*SUPPLIED MATERIAL:*
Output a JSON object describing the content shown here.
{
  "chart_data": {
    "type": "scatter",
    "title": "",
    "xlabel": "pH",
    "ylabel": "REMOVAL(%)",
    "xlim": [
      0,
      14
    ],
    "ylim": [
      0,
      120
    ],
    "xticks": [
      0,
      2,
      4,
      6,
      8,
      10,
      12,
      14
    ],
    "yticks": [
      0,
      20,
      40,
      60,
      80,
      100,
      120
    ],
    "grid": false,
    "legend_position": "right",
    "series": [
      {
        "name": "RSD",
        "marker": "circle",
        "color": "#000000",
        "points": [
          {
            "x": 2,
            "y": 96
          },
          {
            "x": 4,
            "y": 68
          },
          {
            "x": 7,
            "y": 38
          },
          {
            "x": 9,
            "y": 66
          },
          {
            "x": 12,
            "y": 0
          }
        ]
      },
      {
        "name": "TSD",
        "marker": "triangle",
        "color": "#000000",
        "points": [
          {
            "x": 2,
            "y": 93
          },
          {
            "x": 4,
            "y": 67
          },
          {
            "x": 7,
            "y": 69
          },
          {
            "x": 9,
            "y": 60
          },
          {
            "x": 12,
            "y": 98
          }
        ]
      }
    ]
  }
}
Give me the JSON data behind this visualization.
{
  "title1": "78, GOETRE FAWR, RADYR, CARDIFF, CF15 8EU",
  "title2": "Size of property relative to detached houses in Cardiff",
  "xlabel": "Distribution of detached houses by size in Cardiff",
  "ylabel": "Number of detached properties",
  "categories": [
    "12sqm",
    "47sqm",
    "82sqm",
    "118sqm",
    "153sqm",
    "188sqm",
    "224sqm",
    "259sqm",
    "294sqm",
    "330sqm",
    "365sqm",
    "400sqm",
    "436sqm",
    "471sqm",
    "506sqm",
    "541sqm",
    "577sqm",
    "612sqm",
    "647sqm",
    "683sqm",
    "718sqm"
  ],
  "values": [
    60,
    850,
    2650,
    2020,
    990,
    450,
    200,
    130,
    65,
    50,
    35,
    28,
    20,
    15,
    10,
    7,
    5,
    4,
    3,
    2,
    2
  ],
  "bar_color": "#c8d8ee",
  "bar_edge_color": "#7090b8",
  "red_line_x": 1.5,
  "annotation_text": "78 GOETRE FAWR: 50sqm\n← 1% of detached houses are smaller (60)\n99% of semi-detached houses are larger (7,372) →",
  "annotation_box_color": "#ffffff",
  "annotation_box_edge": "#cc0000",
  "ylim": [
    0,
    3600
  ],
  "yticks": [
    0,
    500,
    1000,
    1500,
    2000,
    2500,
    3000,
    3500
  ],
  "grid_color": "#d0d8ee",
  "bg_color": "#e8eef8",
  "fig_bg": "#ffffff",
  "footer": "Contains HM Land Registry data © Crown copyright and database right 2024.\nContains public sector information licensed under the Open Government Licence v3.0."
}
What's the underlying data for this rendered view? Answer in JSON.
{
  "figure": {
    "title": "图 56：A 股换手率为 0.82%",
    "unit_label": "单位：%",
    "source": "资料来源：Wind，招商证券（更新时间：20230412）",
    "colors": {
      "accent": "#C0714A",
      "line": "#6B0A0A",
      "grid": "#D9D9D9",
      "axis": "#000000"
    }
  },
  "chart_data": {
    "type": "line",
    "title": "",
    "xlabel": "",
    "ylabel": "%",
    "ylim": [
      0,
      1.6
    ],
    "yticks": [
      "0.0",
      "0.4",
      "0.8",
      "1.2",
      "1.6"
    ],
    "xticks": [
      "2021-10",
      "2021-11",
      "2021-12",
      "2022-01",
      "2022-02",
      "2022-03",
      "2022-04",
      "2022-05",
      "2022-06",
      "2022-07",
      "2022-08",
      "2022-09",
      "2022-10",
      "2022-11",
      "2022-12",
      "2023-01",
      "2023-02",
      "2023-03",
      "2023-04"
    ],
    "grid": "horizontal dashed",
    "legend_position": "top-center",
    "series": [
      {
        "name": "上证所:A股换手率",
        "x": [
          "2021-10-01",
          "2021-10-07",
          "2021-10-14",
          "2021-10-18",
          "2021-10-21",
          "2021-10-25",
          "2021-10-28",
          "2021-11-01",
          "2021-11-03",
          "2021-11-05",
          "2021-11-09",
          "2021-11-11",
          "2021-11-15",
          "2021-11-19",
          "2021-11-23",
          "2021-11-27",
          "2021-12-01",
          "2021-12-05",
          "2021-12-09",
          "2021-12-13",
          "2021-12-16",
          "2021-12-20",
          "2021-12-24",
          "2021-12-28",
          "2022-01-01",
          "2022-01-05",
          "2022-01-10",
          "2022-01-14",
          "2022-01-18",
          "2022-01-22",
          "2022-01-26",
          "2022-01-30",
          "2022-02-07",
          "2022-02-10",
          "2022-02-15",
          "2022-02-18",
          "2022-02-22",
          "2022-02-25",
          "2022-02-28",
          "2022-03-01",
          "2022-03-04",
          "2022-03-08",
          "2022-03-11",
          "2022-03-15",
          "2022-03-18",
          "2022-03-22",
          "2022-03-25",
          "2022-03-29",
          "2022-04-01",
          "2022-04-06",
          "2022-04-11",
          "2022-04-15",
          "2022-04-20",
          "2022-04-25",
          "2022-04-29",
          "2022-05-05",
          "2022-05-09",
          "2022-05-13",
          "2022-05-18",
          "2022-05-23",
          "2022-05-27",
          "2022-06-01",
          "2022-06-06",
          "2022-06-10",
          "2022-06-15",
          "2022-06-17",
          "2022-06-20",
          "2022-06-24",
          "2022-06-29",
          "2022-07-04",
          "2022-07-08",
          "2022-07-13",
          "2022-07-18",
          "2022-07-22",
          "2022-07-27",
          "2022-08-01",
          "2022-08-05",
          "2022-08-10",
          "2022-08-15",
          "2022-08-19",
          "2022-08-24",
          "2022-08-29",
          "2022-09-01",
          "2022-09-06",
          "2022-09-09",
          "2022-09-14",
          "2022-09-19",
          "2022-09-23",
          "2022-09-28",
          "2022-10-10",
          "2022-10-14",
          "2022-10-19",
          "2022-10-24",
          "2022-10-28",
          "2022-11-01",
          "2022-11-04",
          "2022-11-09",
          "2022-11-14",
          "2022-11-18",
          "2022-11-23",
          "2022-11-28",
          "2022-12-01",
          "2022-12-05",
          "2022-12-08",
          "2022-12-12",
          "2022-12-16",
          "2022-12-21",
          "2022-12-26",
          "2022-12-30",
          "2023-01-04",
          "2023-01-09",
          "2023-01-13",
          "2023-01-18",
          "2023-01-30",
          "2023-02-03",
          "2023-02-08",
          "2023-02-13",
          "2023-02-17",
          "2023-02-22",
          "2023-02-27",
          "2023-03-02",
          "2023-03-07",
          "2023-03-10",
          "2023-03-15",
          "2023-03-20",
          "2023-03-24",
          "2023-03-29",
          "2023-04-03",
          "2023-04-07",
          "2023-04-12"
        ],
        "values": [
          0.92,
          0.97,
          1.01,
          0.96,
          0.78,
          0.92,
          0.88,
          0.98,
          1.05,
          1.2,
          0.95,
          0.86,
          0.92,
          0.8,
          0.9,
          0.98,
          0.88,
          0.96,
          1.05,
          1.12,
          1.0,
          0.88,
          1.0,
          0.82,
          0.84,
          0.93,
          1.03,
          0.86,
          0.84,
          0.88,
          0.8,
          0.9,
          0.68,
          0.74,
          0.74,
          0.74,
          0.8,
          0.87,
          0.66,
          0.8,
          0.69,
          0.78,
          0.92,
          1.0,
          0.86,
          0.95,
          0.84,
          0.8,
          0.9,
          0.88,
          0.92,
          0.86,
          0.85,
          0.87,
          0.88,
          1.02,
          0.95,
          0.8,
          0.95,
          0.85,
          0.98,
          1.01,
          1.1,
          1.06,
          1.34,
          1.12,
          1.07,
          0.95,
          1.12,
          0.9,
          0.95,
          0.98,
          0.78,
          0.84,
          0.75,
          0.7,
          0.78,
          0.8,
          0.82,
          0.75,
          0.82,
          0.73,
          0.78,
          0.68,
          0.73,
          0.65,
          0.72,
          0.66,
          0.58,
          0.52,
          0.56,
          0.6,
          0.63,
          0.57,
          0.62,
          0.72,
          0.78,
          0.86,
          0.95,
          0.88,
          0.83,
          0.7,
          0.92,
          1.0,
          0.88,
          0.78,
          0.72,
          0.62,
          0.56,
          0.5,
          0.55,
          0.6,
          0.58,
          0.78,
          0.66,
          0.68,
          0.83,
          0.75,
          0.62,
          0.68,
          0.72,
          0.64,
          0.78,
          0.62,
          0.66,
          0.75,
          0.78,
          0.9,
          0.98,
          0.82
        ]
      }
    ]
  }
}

*WORK TO DO:*
Pull out every line of the entries that includes the word "FAWR".

*FULL SOLUTION:*
  "title1": "78, GOETRE FAWR, RADYR, CARDIFF, CF15 8EU",
  "annotation_text": "78 GOETRE FAWR: 50sqm\n← 1% of detached houses are smaller (60)\n99% of semi-detached houses are larger (7,372) →",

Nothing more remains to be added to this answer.